■ Extracted material ■
——————

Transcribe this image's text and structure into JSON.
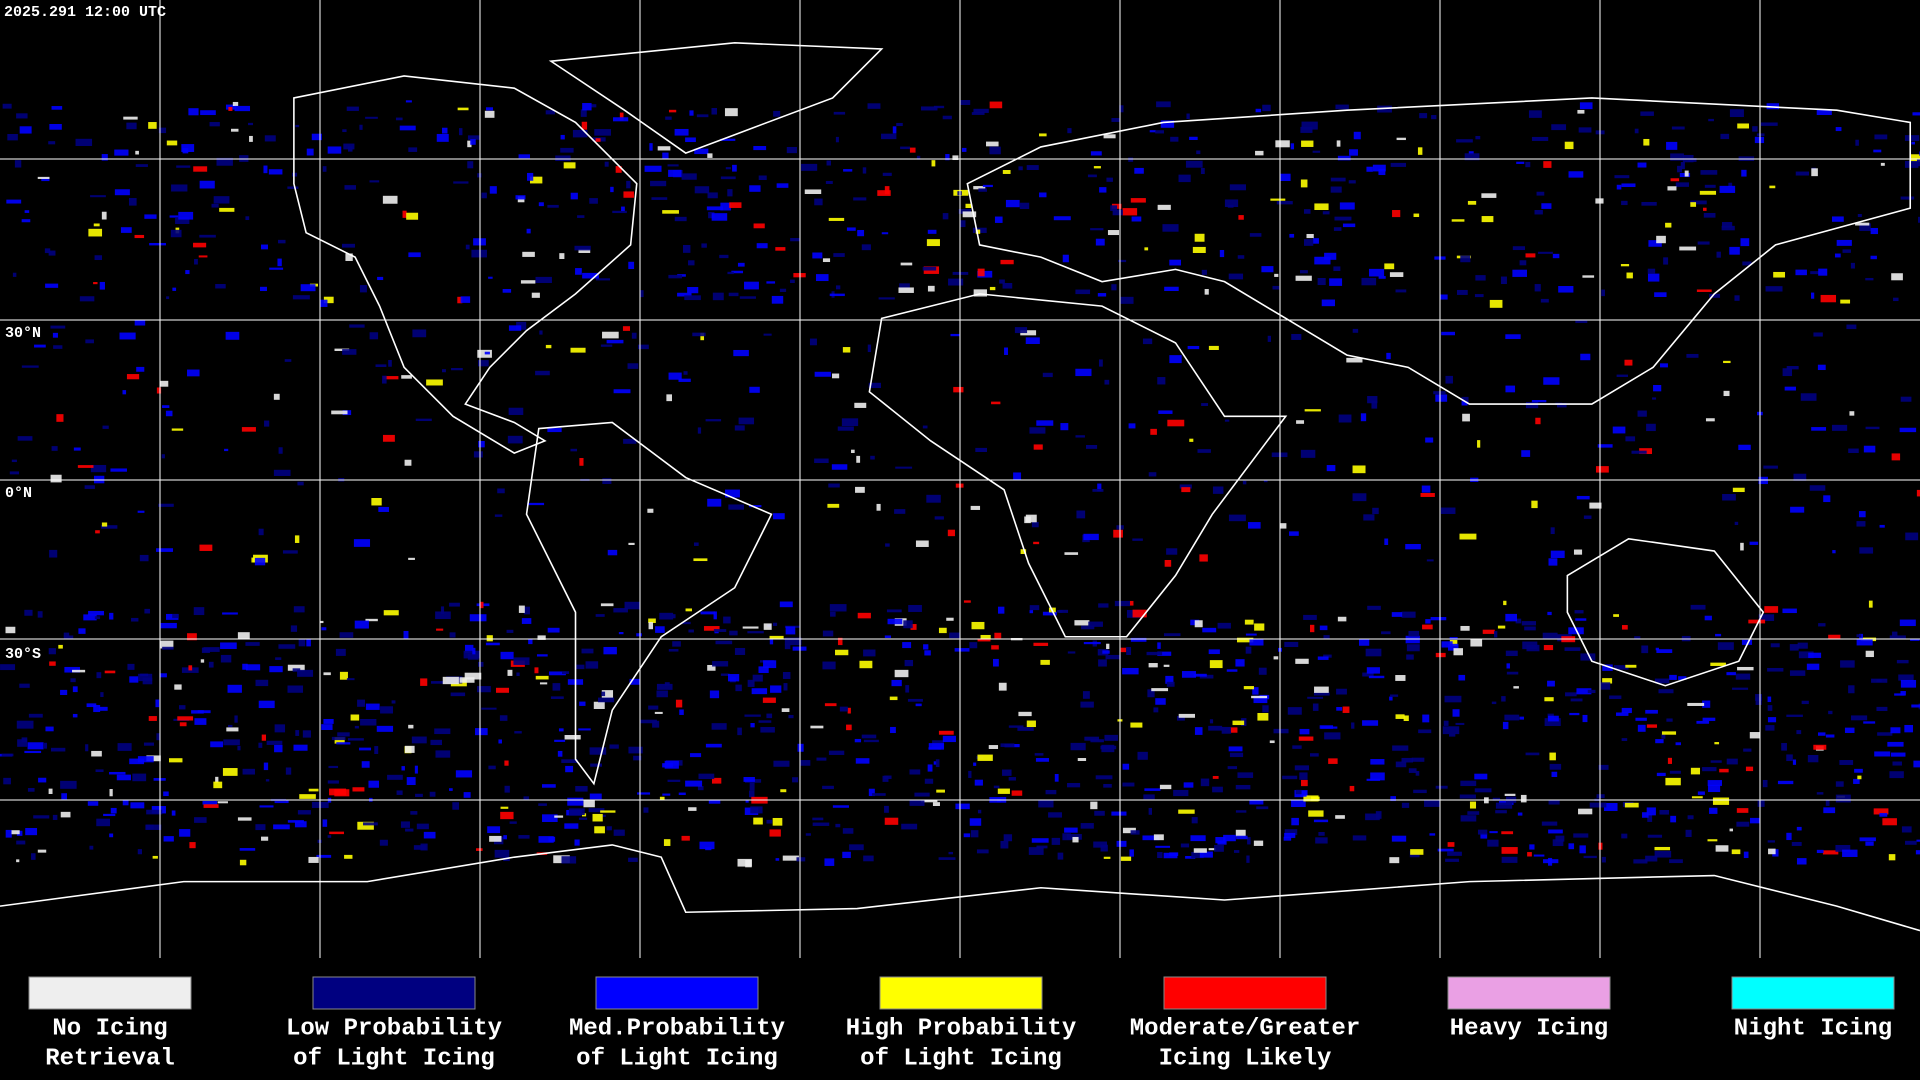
{
  "timestamp": "2025.291 12:00 UTC",
  "latitude_labels": [
    "30°N",
    "0°N",
    "30°S"
  ],
  "legend": [
    {
      "lines": [
        "No Icing",
        "Retrieval"
      ],
      "color": "#eeeeee"
    },
    {
      "lines": [
        "Low Probability",
        "of Light Icing"
      ],
      "color": "#000080"
    },
    {
      "lines": [
        "Med.Probability",
        "of Light Icing"
      ],
      "color": "#0000ff"
    },
    {
      "lines": [
        "High Probability",
        "of Light Icing"
      ],
      "color": "#ffff00"
    },
    {
      "lines": [
        "Moderate/Greater",
        "Icing Likely"
      ],
      "color": "#ff0000"
    },
    {
      "lines": [
        "Heavy Icing"
      ],
      "color": "#eaa0e4"
    },
    {
      "lines": [
        "Night Icing"
      ],
      "color": "#00ffff"
    }
  ]
}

——————

■ Exercise goal ■
Reproduce all the entries that precede this task, word for word, minus any pictures.

■ Full solution ■
Transcribe this image's text and structure into JSON.
{
  "timestamp": "2025.291 12:00 UTC",
  "latitude_labels": [
    "30°N",
    "0°N",
    "30°S"
  ],
  "legend": [
    {
      "lines": [
        "No Icing",
        "Retrieval"
      ],
      "color": "#eeeeee"
    },
    {
      "lines": [
        "Low Probability",
        "of Light Icing"
      ],
      "color": "#000080"
    },
    {
      "lines": [
        "Med.Probability",
        "of Light Icing"
      ],
      "color": "#0000ff"
    },
    {
      "lines": [
        "High Probability",
        "of Light Icing"
      ],
      "color": "#ffff00"
    },
    {
      "lines": [
        "Moderate/Greater",
        "Icing Likely"
      ],
      "color": "#ff0000"
    },
    {
      "lines": [
        "Heavy Icing"
      ],
      "color": "#eaa0e4"
    },
    {
      "lines": [
        "Night Icing"
      ],
      "color": "#00ffff"
    }
  ]
}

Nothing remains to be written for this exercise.